▸ Exercise directions: Pull out every line containing the string "社保补缴流程".

▸ Provided data:
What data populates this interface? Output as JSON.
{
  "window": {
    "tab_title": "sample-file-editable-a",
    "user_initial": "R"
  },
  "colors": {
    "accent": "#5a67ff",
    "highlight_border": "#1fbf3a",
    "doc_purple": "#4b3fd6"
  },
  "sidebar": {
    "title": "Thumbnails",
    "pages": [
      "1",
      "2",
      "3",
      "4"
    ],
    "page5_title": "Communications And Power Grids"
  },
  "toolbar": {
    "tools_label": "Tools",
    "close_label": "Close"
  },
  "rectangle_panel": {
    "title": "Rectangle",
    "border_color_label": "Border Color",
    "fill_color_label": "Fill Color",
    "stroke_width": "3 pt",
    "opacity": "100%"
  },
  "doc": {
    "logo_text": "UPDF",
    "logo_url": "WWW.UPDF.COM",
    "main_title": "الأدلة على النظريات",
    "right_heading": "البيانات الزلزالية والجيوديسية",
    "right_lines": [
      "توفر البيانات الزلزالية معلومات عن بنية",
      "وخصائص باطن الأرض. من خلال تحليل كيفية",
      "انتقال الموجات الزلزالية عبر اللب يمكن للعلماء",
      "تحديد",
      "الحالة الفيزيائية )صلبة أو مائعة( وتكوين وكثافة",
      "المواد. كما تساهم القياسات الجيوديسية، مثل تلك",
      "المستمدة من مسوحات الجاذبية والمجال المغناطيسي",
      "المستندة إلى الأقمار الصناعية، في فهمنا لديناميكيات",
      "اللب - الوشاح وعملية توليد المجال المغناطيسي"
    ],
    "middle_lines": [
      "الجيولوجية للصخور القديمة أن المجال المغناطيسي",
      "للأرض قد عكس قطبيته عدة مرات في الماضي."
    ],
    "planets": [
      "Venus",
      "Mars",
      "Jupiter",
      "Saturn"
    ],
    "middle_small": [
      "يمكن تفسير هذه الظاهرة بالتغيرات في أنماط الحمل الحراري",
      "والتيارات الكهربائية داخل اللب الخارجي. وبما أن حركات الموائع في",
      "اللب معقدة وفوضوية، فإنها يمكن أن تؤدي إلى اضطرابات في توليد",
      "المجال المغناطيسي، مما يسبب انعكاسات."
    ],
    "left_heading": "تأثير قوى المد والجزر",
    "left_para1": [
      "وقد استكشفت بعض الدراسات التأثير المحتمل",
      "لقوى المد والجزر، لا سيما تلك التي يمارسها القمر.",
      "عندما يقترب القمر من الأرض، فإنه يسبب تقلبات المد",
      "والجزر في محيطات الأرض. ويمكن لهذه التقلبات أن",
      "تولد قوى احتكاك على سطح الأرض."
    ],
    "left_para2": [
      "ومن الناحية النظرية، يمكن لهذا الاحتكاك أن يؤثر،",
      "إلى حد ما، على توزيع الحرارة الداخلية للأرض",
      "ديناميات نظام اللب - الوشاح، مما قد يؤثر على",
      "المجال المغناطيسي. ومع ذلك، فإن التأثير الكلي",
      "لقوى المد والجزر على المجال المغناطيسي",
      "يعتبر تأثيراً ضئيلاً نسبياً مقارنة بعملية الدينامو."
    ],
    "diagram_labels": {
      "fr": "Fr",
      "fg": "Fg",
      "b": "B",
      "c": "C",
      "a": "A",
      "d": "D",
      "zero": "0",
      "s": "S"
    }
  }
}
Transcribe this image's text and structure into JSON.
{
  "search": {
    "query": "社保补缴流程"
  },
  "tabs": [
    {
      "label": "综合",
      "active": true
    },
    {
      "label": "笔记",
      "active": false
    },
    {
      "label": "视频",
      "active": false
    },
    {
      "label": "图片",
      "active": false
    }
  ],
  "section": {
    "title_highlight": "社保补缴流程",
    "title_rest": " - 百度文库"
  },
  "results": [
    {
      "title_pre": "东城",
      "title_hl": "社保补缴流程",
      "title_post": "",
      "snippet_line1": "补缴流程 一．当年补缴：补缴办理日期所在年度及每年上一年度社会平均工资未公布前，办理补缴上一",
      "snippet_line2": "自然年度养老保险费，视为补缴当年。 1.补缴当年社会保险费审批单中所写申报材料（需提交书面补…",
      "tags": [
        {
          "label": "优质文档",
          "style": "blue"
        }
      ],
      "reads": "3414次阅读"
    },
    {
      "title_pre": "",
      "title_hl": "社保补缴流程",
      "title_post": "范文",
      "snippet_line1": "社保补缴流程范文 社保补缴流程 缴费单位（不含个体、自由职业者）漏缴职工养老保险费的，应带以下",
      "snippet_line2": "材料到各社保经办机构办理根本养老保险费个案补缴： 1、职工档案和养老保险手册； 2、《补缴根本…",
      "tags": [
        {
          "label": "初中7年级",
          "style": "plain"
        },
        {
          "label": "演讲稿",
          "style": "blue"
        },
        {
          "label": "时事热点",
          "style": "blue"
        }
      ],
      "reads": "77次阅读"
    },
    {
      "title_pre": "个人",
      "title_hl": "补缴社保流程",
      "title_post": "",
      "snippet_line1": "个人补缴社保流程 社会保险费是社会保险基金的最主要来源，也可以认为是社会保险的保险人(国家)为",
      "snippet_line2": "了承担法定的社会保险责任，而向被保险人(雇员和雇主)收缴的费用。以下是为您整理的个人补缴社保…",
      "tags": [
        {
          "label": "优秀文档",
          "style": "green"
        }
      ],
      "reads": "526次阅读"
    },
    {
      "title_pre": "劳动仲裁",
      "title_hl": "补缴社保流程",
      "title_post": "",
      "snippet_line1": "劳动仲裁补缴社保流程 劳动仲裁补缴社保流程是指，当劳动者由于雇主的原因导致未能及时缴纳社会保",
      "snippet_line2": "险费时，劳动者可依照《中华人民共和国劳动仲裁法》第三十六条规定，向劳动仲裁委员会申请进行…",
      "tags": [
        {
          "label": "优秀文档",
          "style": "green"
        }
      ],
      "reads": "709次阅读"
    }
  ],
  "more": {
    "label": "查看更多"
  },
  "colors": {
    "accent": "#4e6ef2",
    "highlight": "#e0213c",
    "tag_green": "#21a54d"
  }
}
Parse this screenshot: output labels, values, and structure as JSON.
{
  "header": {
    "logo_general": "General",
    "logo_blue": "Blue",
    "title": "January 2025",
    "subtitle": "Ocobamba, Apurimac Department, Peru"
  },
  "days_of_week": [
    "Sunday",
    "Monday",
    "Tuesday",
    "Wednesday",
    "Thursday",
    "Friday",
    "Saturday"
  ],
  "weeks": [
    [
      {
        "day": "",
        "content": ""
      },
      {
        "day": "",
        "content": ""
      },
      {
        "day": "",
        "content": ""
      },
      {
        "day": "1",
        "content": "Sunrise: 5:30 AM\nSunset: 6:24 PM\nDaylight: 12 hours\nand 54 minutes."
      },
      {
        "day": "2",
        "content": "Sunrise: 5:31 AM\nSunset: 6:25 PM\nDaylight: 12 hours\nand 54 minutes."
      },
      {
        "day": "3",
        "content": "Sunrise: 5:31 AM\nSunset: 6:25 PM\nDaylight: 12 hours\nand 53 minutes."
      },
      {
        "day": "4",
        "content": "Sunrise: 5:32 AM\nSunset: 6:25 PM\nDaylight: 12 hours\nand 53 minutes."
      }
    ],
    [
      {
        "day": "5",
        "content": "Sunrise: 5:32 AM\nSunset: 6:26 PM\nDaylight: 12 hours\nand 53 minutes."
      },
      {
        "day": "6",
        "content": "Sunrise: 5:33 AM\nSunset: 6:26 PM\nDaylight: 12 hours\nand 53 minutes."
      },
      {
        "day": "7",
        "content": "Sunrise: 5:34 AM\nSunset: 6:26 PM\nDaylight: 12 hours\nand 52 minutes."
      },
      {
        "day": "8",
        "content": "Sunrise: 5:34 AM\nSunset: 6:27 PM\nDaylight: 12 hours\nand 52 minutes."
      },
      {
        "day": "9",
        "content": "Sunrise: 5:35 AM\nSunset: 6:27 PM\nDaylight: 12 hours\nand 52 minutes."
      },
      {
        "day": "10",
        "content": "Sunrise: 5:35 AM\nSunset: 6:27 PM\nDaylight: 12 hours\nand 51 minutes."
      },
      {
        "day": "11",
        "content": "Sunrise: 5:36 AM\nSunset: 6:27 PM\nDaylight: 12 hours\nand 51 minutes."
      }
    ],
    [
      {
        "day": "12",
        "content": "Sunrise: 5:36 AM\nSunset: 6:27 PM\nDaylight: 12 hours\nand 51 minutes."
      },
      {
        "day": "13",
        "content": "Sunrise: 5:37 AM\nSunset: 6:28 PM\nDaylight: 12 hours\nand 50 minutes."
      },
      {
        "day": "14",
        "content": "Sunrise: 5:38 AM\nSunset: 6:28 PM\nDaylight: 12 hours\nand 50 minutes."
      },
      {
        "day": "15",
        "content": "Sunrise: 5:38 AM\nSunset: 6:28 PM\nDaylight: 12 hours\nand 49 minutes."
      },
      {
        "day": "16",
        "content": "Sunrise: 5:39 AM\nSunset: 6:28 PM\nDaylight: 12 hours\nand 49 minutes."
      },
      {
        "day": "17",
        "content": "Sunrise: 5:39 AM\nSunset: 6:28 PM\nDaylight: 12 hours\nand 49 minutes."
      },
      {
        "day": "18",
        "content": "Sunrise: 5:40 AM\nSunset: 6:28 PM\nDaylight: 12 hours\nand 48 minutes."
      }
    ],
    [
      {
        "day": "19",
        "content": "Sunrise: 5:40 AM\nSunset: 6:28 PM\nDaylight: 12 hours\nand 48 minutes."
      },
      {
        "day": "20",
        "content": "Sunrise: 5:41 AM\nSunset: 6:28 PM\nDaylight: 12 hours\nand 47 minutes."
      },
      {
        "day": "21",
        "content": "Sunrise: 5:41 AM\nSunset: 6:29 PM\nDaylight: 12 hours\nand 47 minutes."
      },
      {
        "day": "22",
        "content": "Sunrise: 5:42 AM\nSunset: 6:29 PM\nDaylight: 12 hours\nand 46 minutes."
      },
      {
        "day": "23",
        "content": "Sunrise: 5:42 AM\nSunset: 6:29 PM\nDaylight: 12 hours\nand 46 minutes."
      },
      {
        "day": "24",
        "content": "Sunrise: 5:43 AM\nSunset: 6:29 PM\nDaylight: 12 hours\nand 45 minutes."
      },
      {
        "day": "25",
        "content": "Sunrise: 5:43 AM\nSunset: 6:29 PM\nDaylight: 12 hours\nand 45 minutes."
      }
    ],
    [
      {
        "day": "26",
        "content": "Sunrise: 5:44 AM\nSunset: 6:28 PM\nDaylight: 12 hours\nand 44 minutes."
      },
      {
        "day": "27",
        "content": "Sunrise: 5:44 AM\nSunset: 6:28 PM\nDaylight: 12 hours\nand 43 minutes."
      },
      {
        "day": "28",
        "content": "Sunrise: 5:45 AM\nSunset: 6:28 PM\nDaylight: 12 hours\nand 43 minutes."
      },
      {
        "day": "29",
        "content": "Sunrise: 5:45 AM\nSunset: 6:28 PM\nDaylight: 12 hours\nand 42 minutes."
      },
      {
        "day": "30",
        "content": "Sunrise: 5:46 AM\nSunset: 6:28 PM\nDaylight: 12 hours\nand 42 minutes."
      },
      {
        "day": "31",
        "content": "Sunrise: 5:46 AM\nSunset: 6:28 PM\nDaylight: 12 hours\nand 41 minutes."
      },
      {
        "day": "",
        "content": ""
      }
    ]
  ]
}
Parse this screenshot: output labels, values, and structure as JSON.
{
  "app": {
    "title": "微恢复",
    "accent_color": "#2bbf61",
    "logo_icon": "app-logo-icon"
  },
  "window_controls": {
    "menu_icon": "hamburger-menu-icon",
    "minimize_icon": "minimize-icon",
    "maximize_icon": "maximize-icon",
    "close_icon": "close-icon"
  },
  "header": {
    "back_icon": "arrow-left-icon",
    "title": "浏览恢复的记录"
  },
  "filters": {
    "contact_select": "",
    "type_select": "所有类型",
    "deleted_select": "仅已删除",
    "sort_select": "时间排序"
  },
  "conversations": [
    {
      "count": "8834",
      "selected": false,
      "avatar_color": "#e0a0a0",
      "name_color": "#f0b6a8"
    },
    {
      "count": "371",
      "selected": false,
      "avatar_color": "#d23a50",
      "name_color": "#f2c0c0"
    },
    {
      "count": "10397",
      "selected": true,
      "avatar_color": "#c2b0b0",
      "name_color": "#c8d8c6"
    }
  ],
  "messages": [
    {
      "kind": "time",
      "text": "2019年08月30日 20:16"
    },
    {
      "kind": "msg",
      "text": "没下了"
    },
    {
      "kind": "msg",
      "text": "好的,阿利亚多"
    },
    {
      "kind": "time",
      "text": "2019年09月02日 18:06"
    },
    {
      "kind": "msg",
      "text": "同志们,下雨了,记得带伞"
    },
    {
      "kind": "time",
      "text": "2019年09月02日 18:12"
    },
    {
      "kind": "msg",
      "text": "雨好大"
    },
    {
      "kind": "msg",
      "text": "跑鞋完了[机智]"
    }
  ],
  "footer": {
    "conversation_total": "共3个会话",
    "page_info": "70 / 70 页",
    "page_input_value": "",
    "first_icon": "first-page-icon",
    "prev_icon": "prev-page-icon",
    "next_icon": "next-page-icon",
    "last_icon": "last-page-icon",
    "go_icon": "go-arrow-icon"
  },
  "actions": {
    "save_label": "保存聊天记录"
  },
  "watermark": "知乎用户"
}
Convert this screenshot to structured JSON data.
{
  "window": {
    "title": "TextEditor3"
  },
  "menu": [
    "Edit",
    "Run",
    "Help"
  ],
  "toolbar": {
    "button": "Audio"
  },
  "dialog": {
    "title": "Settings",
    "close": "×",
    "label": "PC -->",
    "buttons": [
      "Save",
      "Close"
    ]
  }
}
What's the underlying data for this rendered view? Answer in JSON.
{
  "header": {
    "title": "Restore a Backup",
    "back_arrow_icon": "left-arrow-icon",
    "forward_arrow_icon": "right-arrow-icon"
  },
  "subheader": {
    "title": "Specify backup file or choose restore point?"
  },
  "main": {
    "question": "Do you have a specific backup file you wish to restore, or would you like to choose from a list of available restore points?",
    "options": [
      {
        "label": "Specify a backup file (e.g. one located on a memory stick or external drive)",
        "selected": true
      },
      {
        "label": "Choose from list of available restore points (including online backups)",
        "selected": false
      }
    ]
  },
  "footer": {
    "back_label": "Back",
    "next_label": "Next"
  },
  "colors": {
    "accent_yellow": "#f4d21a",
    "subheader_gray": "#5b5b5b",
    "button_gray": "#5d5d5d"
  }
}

▸ Reply:
    "query": "社保补缴流程"
    "title_highlight": "社保补缴流程",
      "title_hl": "社保补缴流程",
      "title_hl": "社保补缴流程",
      "snippet_line1": "社保补缴流程范文 社保补缴流程 缴费单位（不含个体、自由职业者）漏缴职工养老保险费的，应带以下",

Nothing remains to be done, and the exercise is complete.